• WHAT IS REQUIRED: Transcribe every entry word for word. Skip the pictures.

• ENTRIES SHOWN:
——
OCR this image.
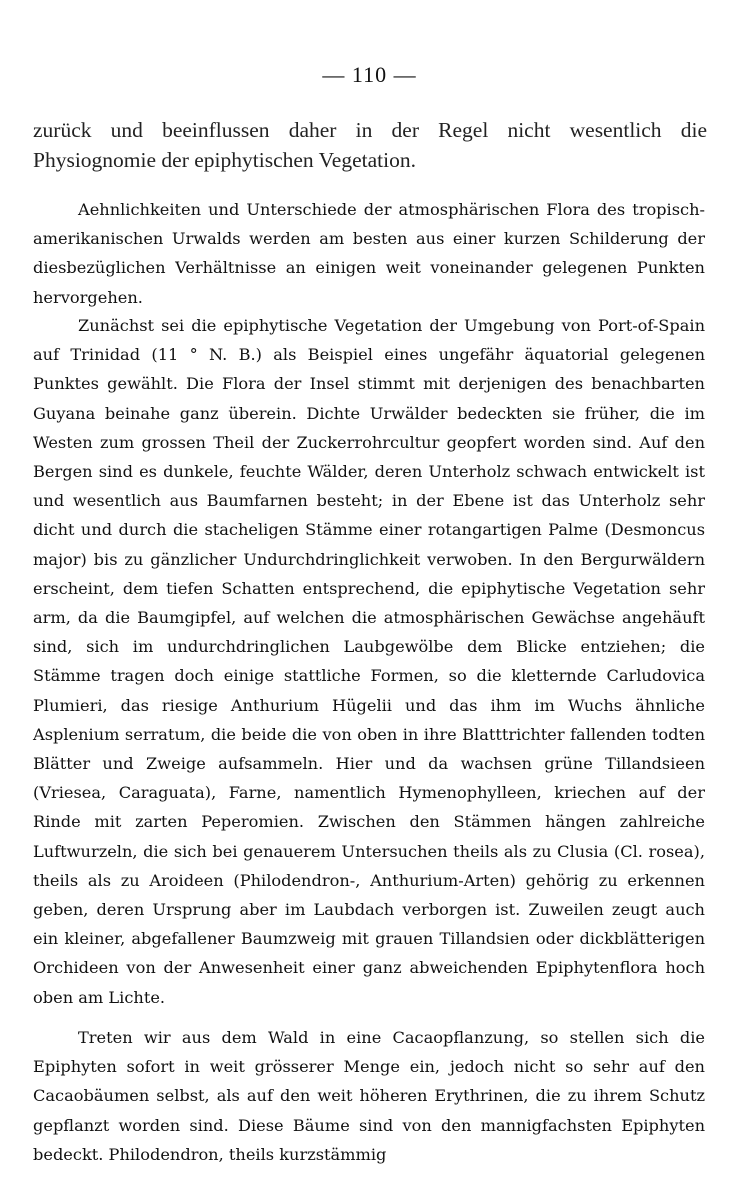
— 110 —
zurück und beeinflussen daher in der Regel nicht wesentlich die Physiognomie der epiphytischen Vegetation.
Aehnlichkeiten und Unterschiede der atmosphärischen Flora des tropisch-amerikanischen Urwalds werden am besten aus einer kurzen Schilderung der diesbezüglichen Verhältnisse an einigen weit voneinander gelegenen Punkten hervorgehen.
Zunächst sei die epiphytische Vegetation der Umgebung von Port-of-Spain auf Trinidad (11 ° N. B.) als Beispiel eines ungefähr äquatorial gelegenen Punktes gewählt. Die Flora der Insel stimmt mit derjenigen des benachbarten Guyana beinahe ganz überein. Dichte Urwälder bedeckten sie früher, die im Westen zum grossen Theil der Zuckerrohrcultur geopfert worden sind. Auf den Bergen sind es dunkele, feuchte Wälder, deren Unterholz schwach entwickelt ist und wesentlich aus Baumfarnen besteht; in der Ebene ist das Unterholz sehr dicht und durch die stacheligen Stämme einer rotangartigen Palme (Desmoncus major) bis zu gänzlicher Undurchdringlichkeit verwoben. In den Bergurwäldern erscheint, dem tiefen Schatten entsprechend, die epiphytische Vegetation sehr arm, da die Baumgipfel, auf welchen die atmosphärischen Gewächse angehäuft sind, sich im undurchdringlichen Laubgewölbe dem Blicke entziehen; die Stämme tragen doch einige stattliche Formen, so die kletternde Carludovica Plumieri, das riesige Anthurium Hügelii und das ihm im Wuchs ähnliche Asplenium serratum, die beide die von oben in ihre Blatttrichter fallenden todten Blätter und Zweige aufsammeln. Hier und da wachsen grüne Tillandsieen (Vriesea, Caraguata), Farne, namentlich Hymenophylleen, kriechen auf der Rinde mit zarten Peperomien. Zwischen den Stämmen hängen zahlreiche Luftwurzeln, die sich bei genauerem Untersuchen theils als zu Clusia (Cl. rosea), theils als zu Aroideen (Philodendron-, Anthurium-Arten) gehörig zu erkennen geben, deren Ursprung aber im Laubdach verborgen ist. Zuweilen zeugt auch ein kleiner, abgefallener Baumzweig mit grauen Tillandsien oder dickblätterigen Orchideen von der Anwesenheit einer ganz abweichenden Epiphytenflora hoch oben am Lichte.
Treten wir aus dem Wald in eine Cacaopflanzung, so stellen sich die Epiphyten sofort in weit grösserer Menge ein, jedoch nicht so sehr auf den Cacaobäumen selbst, als auf den weit höheren Erythrinen, die zu ihrem Schutz gepflanzt worden sind. Diese Bäume sind von den mannigfachsten Epiphyten bedeckt. Philodendron, theils kurzstämmig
——
• THE SOLUTION:
OCR this image.
— 110 —
zurück und beeinflussen daher in der Regel nicht wesentlich die Physiognomie der epiphytischen Vegetation.
Aehnlichkeiten und Unterschiede der atmosphärischen Flora des tropisch-amerikanischen Urwalds werden am besten aus einer kurzen Schilderung der diesbezüglichen Verhältnisse an einigen weit voneinander gelegenen Punkten hervorgehen.
Zunächst sei die epiphytische Vegetation der Umgebung von Port-of-Spain auf Trinidad (11 ° N. B.) als Beispiel eines ungefähr äquatorial gelegenen Punktes gewählt. Die Flora der Insel stimmt mit derjenigen des benachbarten Guyana beinahe ganz überein. Dichte Urwälder bedeckten sie früher, die im Westen zum grossen Theil der Zuckerrohrcultur geopfert worden sind. Auf den Bergen sind es dunkele, feuchte Wälder, deren Unterholz schwach entwickelt ist und wesentlich aus Baumfarnen besteht; in der Ebene ist das Unterholz sehr dicht und durch die stacheligen Stämme einer rotangartigen Palme (Desmoncus major) bis zu gänzlicher Undurchdringlichkeit verwoben. In den Bergurwäldern erscheint, dem tiefen Schatten entsprechend, die epiphytische Vegetation sehr arm, da die Baumgipfel, auf welchen die atmosphärischen Gewächse angehäuft sind, sich im undurchdringlichen Laubgewölbe dem Blicke entziehen; die Stämme tragen doch einige stattliche Formen, so die kletternde Carludovica Plumieri, das riesige Anthurium Hügelii und das ihm im Wuchs ähnliche Asplenium serratum, die beide die von oben in ihre Blatttrichter fallenden todten Blätter und Zweige aufsammeln. Hier und da wachsen grüne Tillandsieen (Vriesea, Caraguata), Farne, namentlich Hymenophylleen, kriechen auf der Rinde mit zarten Peperomien. Zwischen den Stämmen hängen zahlreiche Luftwurzeln, die sich bei genauerem Untersuchen theils als zu Clusia (Cl. rosea), theils als zu Aroideen (Philodendron-, Anthurium-Arten) gehörig zu erkennen geben, deren Ursprung aber im Laubdach verborgen ist. Zuweilen zeugt auch ein kleiner, abgefallener Baumzweig mit grauen Tillandsien oder dickblätterigen Orchideen von der Anwesenheit einer ganz abweichenden Epiphytenflora hoch oben am Lichte.
Treten wir aus dem Wald in eine Cacaopflanzung, so stellen sich die Epiphyten sofort in weit grösserer Menge ein, jedoch nicht so sehr auf den Cacaobäumen selbst, als auf den weit höheren Erythrinen, die zu ihrem Schutz gepflanzt worden sind. Diese Bäume sind von den mannigfachsten Epiphyten bedeckt. Philodendron, theils kurzstämmig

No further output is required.